__INPUT RECORDS__:
'''

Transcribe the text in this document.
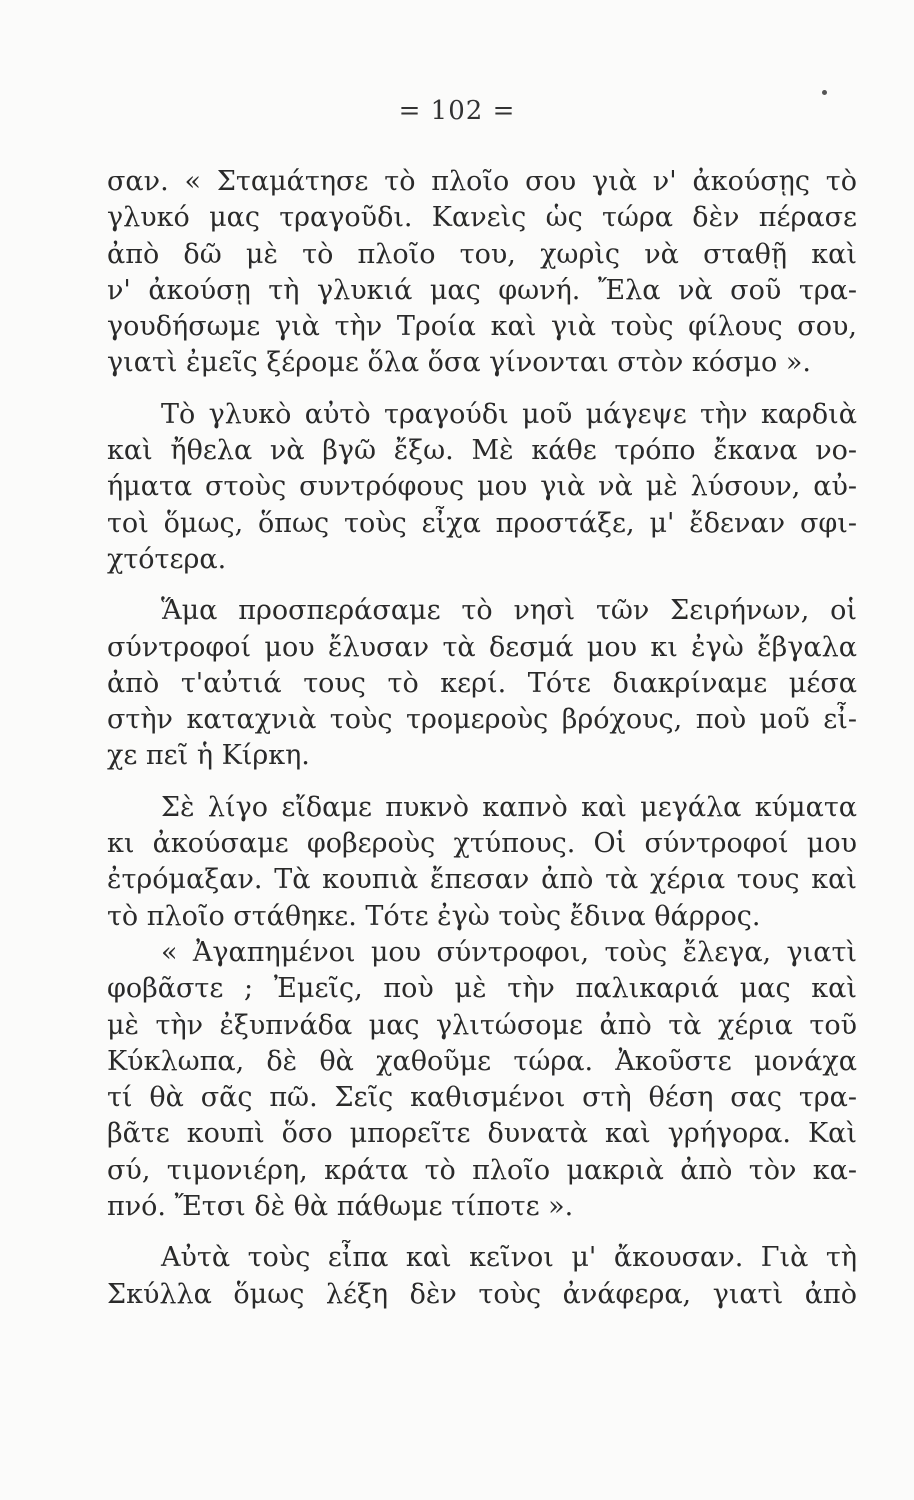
= 102 =
σαν. « Σταμάτησε τὸ πλοῖο σου γιὰ ν' ἀκούσῃς τὸ
γλυκό μας τραγοῦδι. Κανεὶς ὡς τώρα δὲν πέρασε
ἀπὸ δῶ μὲ τὸ πλοῖο του, χωρὶς νὰ σταθῇ καὶ
ν' ἀκούσῃ τὴ γλυκιά μας φωνή. Ἔλα νὰ σοῦ τρα-
γουδήσωμε γιὰ τὴν Τροία καὶ γιὰ τοὺς φίλους σου,
γιατὶ ἐμεῖς ξέρομε ὅλα ὅσα γίνονται στὸν κόσμο ».
Τὸ γλυκὸ αὐτὸ τραγούδι μοῦ μάγεψε τὴν καρδιὰ
καὶ ἤθελα νὰ βγῶ ἔξω. Μὲ κάθε τρόπο ἔκανα νο-
ήματα στοὺς συντρόφους μου γιὰ νὰ μὲ λύσουν, αὐ-
τοὶ ὅμως, ὅπως τοὺς εἶχα προστάξε, μ' ἔδεναν σφι-
χτότερα.
Ἅμα προσπεράσαμε τὸ νησὶ τῶν Σειρήνων, οἱ
σύντροφοί μου ἔλυσαν τὰ δεσμά μου κι ἐγὼ ἔβγαλα
ἀπὸ τ'αὐτιά τους τὸ κερί. Τότε διακρίναμε μέσα
στὴν καταχνιὰ τοὺς τρομεροὺς βρόχους, ποὺ μοῦ εἶ-
χε πεῖ ἡ Κίρκη.
Σὲ λίγο εἴδαμε πυκνὸ καπνὸ καὶ μεγάλα κύματα
κι ἀκούσαμε φοβεροὺς χτύπους. Οἱ σύντροφοί μου
ἐτρόμαξαν. Τὰ κουπιὰ ἔπεσαν ἀπὸ τὰ χέρια τους καὶ
τὸ πλοῖο στάθηκε. Τότε ἐγὼ τοὺς ἔδινα θάρρος.
« Ἀγαπημένοι μου σύντροφοι, τοὺς ἔλεγα, γιατὶ
φοβᾶστε ; Ἐμεῖς, ποὺ μὲ τὴν παλικαριά μας καὶ
μὲ τὴν ἐξυπνάδα μας γλιτώσομε ἀπὸ τὰ χέρια τοῦ
Κύκλωπα, δὲ θὰ χαθοῦμε τώρα. Ἀκοῦστε μονάχα
τί θὰ σᾶς πῶ. Σεῖς καθισμένοι στὴ θέση σας τρα-
βᾶτε κουπὶ ὅσο μπορεῖτε δυνατὰ καὶ γρήγορα. Καὶ
σύ, τιμονιέρη, κράτα τὸ πλοῖο μακριὰ ἀπὸ τὸν κα-
πνό. Ἔτσι δὲ θὰ πάθωμε τίποτε ».
Αὐτὰ τοὺς εἶπα καὶ κεῖνοι μ' ἄκουσαν. Γιὰ τὴ
Σκύλλα ὅμως λέξη δὲν τοὺς ἀνάφερα, γιατὶ ἀπὸ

'''

__TASK STATEMENT__:
Do not copy the pictures, but repeat every line exactly.

__EXERCISE OUTPUT__:
Transcribe the text in this document.
= 102 =
σαν. « Σταμάτησε τὸ πλοῖο σου γιὰ ν' ἀκούσῃς τὸ
γλυκό μας τραγοῦδι. Κανεὶς ὡς τώρα δὲν πέρασε
ἀπὸ δῶ μὲ τὸ πλοῖο του, χωρὶς νὰ σταθῇ καὶ
ν' ἀκούσῃ τὴ γλυκιά μας φωνή. Ἔλα νὰ σοῦ τρα-
γουδήσωμε γιὰ τὴν Τροία καὶ γιὰ τοὺς φίλους σου,
γιατὶ ἐμεῖς ξέρομε ὅλα ὅσα γίνονται στὸν κόσμο ».
Τὸ γλυκὸ αὐτὸ τραγούδι μοῦ μάγεψε τὴν καρδιὰ
καὶ ἤθελα νὰ βγῶ ἔξω. Μὲ κάθε τρόπο ἔκανα νο-
ήματα στοὺς συντρόφους μου γιὰ νὰ μὲ λύσουν, αὐ-
τοὶ ὅμως, ὅπως τοὺς εἶχα προστάξε, μ' ἔδεναν σφι-
χτότερα.
Ἅμα προσπεράσαμε τὸ νησὶ τῶν Σειρήνων, οἱ
σύντροφοί μου ἔλυσαν τὰ δεσμά μου κι ἐγὼ ἔβγαλα
ἀπὸ τ'αὐτιά τους τὸ κερί. Τότε διακρίναμε μέσα
στὴν καταχνιὰ τοὺς τρομεροὺς βρόχους, ποὺ μοῦ εἶ-
χε πεῖ ἡ Κίρκη.
Σὲ λίγο εἴδαμε πυκνὸ καπνὸ καὶ μεγάλα κύματα
κι ἀκούσαμε φοβεροὺς χτύπους. Οἱ σύντροφοί μου
ἐτρόμαξαν. Τὰ κουπιὰ ἔπεσαν ἀπὸ τὰ χέρια τους καὶ
τὸ πλοῖο στάθηκε. Τότε ἐγὼ τοὺς ἔδινα θάρρος.
« Ἀγαπημένοι μου σύντροφοι, τοὺς ἔλεγα, γιατὶ
φοβᾶστε ; Ἐμεῖς, ποὺ μὲ τὴν παλικαριά μας καὶ
μὲ τὴν ἐξυπνάδα μας γλιτώσομε ἀπὸ τὰ χέρια τοῦ
Κύκλωπα, δὲ θὰ χαθοῦμε τώρα. Ἀκοῦστε μονάχα
τί θὰ σᾶς πῶ. Σεῖς καθισμένοι στὴ θέση σας τρα-
βᾶτε κουπὶ ὅσο μπορεῖτε δυνατὰ καὶ γρήγορα. Καὶ
σύ, τιμονιέρη, κράτα τὸ πλοῖο μακριὰ ἀπὸ τὸν κα-
πνό. Ἔτσι δὲ θὰ πάθωμε τίποτε ».
Αὐτὰ τοὺς εἶπα καὶ κεῖνοι μ' ἄκουσαν. Γιὰ τὴ
Σκύλλα ὅμως λέξη δὲν τοὺς ἀνάφερα, γιατὶ ἀπὸ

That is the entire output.